From the listing below, pull each line that includes "malesuada".

··· DATASET RECORDS ···

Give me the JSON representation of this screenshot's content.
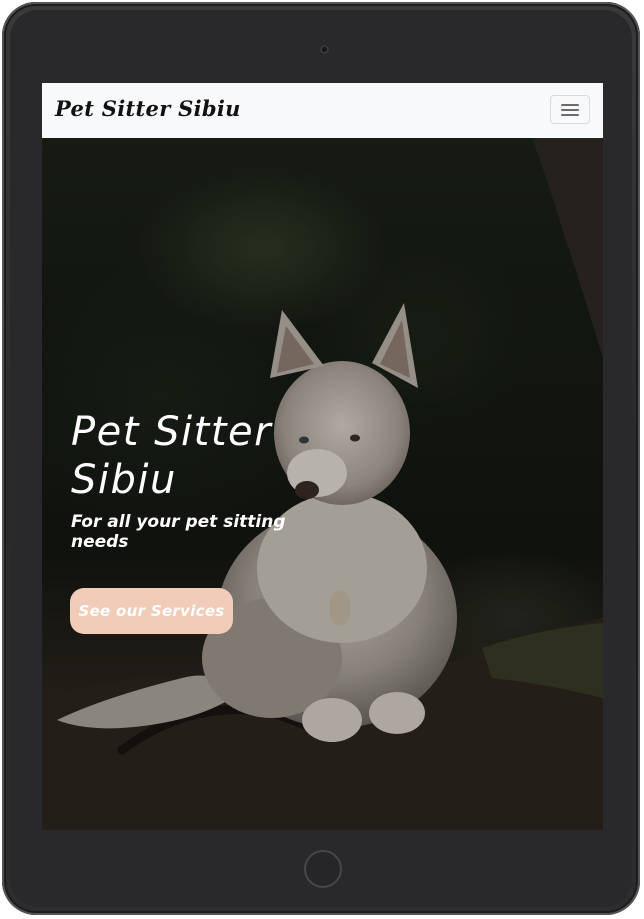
{
  "navbar": {
    "brand": "Pet Sitter Sibiu",
    "toggler_icon": "hamburger-menu-icon"
  },
  "hero": {
    "title": "Pet Sitter Sibiu",
    "subtitle": "For all your pet sitting needs",
    "cta_label": "See our Services"
  },
  "device": {
    "camera_icon": "camera-icon",
    "home_button_icon": "home-button-icon"
  },
  "colors": {
    "navbar_bg": "#f8f9fa",
    "cta_bg": "#f1ccb8",
    "hero_text": "#ffffff",
    "device_frame": "#29292b"
  }
}
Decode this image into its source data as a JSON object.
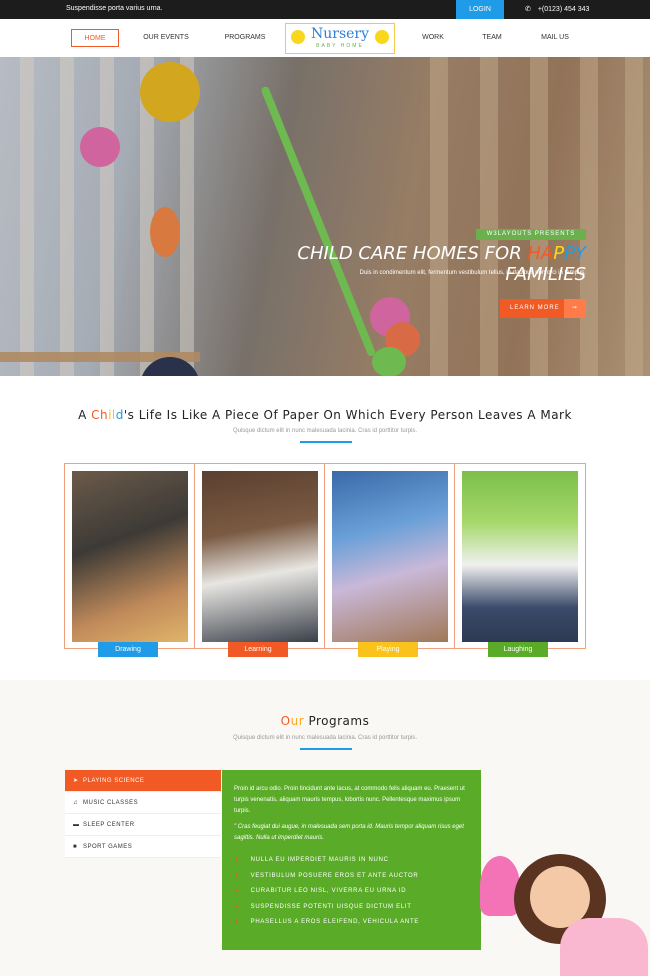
{
  "topbar": {
    "tagline": "Suspendisse porta varius urna.",
    "login": "LOGIN",
    "phone_icon": "phone-icon",
    "phone": "+(0123) 454 343"
  },
  "nav": {
    "items": [
      "HOME",
      "OUR EVENTS",
      "PROGRAMS",
      "WORK",
      "TEAM",
      "MAIL US"
    ],
    "logo_title": "Nursery",
    "logo_sub": "BABY HOME"
  },
  "hero": {
    "presents": "W3LAYOUTS PRESENTS",
    "title_pre": "CHILD CARE HOMES FOR ",
    "title_h": "HA",
    "title_p1": "P",
    "title_p2": "PY",
    "title_post": " FAMILIES",
    "subtitle": "Duis in condimentum elit, fermentum vestibulum tellus, in dapibus non orci in tempus.",
    "button": "LEARN MORE",
    "button_icon": "arrow-right-icon"
  },
  "intro": {
    "t1": "A ",
    "t_ch": "Ch",
    "t_il": "il",
    "t_d": "d",
    "t2": "'s Life Is Like A Piece Of Paper On Which Every Person Leaves A Mark",
    "subtitle": "Quisque dictum elit in nunc malesuada lacinia. Cras id porttitor turpis."
  },
  "gallery": [
    {
      "caption": "Drawing",
      "color": "#1e9ce8"
    },
    {
      "caption": "Learning",
      "color": "#f15a24"
    },
    {
      "caption": "Playing",
      "color": "#f9c31c"
    },
    {
      "caption": "Laughing",
      "color": "#5aac28"
    }
  ],
  "programs": {
    "title_o": "O",
    "title_ur": "ur",
    "title_rest": " Programs",
    "subtitle": "Quisque dictum elit in nunc malesuada lacinia. Cras id porttitor turpis.",
    "tabs": [
      {
        "label": "PLAYING SCIENCE",
        "icon": "rocket-icon"
      },
      {
        "label": "MUSIC CLASSES",
        "icon": "music-icon"
      },
      {
        "label": "SLEEP CENTER",
        "icon": "bed-icon"
      },
      {
        "label": "SPORT GAMES",
        "icon": "gamepad-icon"
      }
    ],
    "para": "Proin id arcu odio. Proin tincidunt ante lacus, at commodo felis aliquam eu. Praesent ut turpis venenatis, aliquam mauris tempus, lobortis nunc. Pellentesque maximus ipsum turpis.",
    "quote": "\" Cras feugiat dui augue, in malesuada sem porta id. Mauris tempor aliquam risus eget sagittis. Nulla ut imperdiet mauris.",
    "list": [
      "NULLA EU IMPERDIET MAURIS IN NUNC",
      "VESTIBULUM POSUERE EROS ET ANTE AUCTOR",
      "CURABITUR LEO NISL, VIVERRA EU URNA ID",
      "SUSPENDISSE POTENTI UISQUE DICTUM ELIT",
      "PHASELLUS A EROS ELEIFEND, VEHICULA ANTE"
    ]
  }
}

···

• **TASK OUTPUT**
    "subtitle": "Quisque dictum elit in nunc malesuada lacinia. Cras id porttitor turpis."
    "subtitle": "Quisque dictum elit in nunc malesuada lacinia. Cras id porttitor turpis.",
    "quote": "\" Cras feugiat dui augue, in malesuada sem porta id. Mauris tempor aliquam risus eget sagittis. Nulla ut imperdiet mauris.",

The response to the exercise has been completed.